Directions:
Where a line in the listing below contains the word "собою", copy that line.
START Stored records
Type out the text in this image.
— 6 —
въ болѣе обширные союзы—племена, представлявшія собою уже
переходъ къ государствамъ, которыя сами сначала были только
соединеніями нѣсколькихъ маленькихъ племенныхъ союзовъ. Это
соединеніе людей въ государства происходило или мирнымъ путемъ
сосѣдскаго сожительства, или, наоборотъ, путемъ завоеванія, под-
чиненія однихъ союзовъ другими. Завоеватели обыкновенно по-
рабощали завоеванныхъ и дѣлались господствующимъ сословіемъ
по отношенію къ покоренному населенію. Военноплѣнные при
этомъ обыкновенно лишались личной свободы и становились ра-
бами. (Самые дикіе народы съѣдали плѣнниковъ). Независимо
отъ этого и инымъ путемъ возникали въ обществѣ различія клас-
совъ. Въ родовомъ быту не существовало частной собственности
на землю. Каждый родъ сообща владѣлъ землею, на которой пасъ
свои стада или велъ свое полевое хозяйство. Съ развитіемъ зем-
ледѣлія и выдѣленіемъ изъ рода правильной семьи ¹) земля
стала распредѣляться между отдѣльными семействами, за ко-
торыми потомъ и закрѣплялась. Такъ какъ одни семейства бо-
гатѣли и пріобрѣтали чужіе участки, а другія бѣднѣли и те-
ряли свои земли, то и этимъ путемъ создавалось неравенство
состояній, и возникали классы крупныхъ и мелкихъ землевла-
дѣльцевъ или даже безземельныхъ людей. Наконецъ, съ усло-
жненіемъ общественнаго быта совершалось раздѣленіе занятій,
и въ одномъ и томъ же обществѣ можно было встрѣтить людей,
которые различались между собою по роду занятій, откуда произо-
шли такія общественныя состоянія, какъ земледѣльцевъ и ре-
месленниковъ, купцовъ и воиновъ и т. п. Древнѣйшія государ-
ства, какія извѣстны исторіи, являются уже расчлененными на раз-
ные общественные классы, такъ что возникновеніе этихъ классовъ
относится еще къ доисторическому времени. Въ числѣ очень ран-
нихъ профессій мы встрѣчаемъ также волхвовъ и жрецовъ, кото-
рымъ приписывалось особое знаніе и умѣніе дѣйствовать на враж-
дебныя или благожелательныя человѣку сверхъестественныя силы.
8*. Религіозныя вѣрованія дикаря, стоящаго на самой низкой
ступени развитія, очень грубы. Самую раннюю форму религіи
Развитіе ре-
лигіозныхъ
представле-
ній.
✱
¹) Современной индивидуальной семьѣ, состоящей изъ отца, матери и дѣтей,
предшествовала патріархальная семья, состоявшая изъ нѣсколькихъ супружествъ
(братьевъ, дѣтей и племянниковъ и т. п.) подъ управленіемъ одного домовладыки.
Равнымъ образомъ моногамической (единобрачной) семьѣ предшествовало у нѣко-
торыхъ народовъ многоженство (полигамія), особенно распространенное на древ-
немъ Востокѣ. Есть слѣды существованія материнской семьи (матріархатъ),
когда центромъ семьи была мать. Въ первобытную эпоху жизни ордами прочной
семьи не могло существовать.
END Stored records
Solution to the exercise:
въ болѣе обширные союзы—племена, представлявшія собою уже
которые различались между собою по роду занятій, откуда произо-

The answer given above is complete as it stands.